(Saved data entries)
————————

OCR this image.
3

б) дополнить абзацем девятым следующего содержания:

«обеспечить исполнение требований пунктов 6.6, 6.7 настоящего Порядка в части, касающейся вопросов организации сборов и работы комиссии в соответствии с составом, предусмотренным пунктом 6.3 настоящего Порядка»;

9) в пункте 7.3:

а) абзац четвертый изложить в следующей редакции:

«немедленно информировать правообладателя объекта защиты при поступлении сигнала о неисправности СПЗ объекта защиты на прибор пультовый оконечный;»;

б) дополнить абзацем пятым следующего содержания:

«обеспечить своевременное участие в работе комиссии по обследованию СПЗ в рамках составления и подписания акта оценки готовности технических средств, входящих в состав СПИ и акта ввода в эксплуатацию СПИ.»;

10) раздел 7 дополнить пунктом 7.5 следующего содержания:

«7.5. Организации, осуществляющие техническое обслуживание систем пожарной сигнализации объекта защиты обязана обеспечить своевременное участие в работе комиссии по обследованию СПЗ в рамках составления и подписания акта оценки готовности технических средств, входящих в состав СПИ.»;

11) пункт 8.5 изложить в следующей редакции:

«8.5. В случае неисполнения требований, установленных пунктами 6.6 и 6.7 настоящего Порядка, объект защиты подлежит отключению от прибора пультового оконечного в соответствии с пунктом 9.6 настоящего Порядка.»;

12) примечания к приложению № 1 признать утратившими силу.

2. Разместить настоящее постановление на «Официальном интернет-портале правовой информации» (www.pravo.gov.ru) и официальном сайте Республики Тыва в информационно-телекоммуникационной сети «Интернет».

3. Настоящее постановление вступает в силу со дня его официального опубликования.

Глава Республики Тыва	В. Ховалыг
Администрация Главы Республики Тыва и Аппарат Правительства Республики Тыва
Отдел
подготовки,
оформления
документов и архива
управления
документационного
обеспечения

————————

* Instruction
Using the listing above, gather each line that holds the string "Республики" and copy it.

* Solution to the problem
2. Разместить настоящее постановление на «Официальном интернет-портале правовой информации» (www.pravo.gov.ru) и официальном сайте Республики Тыва в информационно-телекоммуникационной сети «Интернет».
Глава Республики Тыва	В. Ховалыг
Администрация Главы Республики Тыва и Аппарат Правительства Республики Тыва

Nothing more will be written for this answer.